[Stored data]
■ ■ ■

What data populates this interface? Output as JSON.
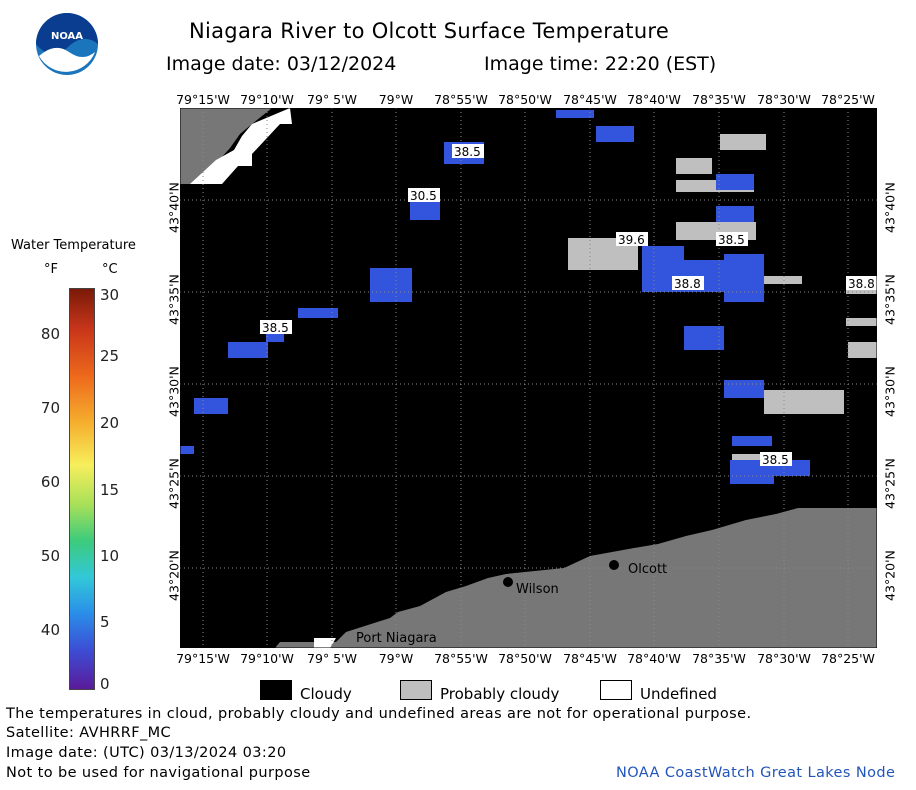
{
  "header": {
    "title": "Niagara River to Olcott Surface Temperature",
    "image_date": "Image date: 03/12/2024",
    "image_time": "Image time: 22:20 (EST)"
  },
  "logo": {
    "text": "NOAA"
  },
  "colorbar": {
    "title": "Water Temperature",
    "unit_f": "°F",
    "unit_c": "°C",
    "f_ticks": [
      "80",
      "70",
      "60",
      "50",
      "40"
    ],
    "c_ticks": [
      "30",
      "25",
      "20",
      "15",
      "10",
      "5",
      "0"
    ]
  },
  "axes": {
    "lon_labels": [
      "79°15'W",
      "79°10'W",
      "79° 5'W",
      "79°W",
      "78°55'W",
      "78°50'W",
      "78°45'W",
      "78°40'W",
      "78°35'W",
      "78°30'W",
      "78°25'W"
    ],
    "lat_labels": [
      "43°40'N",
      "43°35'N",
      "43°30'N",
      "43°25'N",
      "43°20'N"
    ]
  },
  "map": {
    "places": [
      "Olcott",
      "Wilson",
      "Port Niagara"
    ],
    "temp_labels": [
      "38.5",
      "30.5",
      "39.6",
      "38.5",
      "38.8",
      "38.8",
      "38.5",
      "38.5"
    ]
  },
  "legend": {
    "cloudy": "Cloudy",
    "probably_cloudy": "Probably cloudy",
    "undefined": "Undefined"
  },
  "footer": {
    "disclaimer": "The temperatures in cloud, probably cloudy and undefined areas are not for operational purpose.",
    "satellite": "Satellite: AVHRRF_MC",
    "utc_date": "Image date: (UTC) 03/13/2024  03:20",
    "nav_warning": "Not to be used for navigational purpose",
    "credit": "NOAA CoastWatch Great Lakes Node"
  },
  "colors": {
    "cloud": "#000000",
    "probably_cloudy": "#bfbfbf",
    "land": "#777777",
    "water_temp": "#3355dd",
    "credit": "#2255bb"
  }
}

■ ■ ■

* **TASK PROMPT**: Output each line exactly; omit every picture.

* **RIGHT ANSWER**:
What data populates this interface? Output as JSON.
{
  "header": {
    "title": "Niagara River to Olcott Surface Temperature",
    "image_date": "Image date: 03/12/2024",
    "image_time": "Image time: 22:20 (EST)"
  },
  "logo": {
    "text": "NOAA"
  },
  "colorbar": {
    "title": "Water Temperature",
    "unit_f": "°F",
    "unit_c": "°C",
    "f_ticks": [
      "80",
      "70",
      "60",
      "50",
      "40"
    ],
    "c_ticks": [
      "30",
      "25",
      "20",
      "15",
      "10",
      "5",
      "0"
    ]
  },
  "axes": {
    "lon_labels": [
      "79°15'W",
      "79°10'W",
      "79° 5'W",
      "79°W",
      "78°55'W",
      "78°50'W",
      "78°45'W",
      "78°40'W",
      "78°35'W",
      "78°30'W",
      "78°25'W"
    ],
    "lat_labels": [
      "43°40'N",
      "43°35'N",
      "43°30'N",
      "43°25'N",
      "43°20'N"
    ]
  },
  "map": {
    "places": [
      "Olcott",
      "Wilson",
      "Port Niagara"
    ],
    "temp_labels": [
      "38.5",
      "30.5",
      "39.6",
      "38.5",
      "38.8",
      "38.8",
      "38.5",
      "38.5"
    ]
  },
  "legend": {
    "cloudy": "Cloudy",
    "probably_cloudy": "Probably cloudy",
    "undefined": "Undefined"
  },
  "footer": {
    "disclaimer": "The temperatures in cloud, probably cloudy and undefined areas are not for operational purpose.",
    "satellite": "Satellite: AVHRRF_MC",
    "utc_date": "Image date: (UTC) 03/13/2024  03:20",
    "nav_warning": "Not to be used for navigational purpose",
    "credit": "NOAA CoastWatch Great Lakes Node"
  },
  "colors": {
    "cloud": "#000000",
    "probably_cloudy": "#bfbfbf",
    "land": "#777777",
    "water_temp": "#3355dd",
    "credit": "#2255bb"
  }
}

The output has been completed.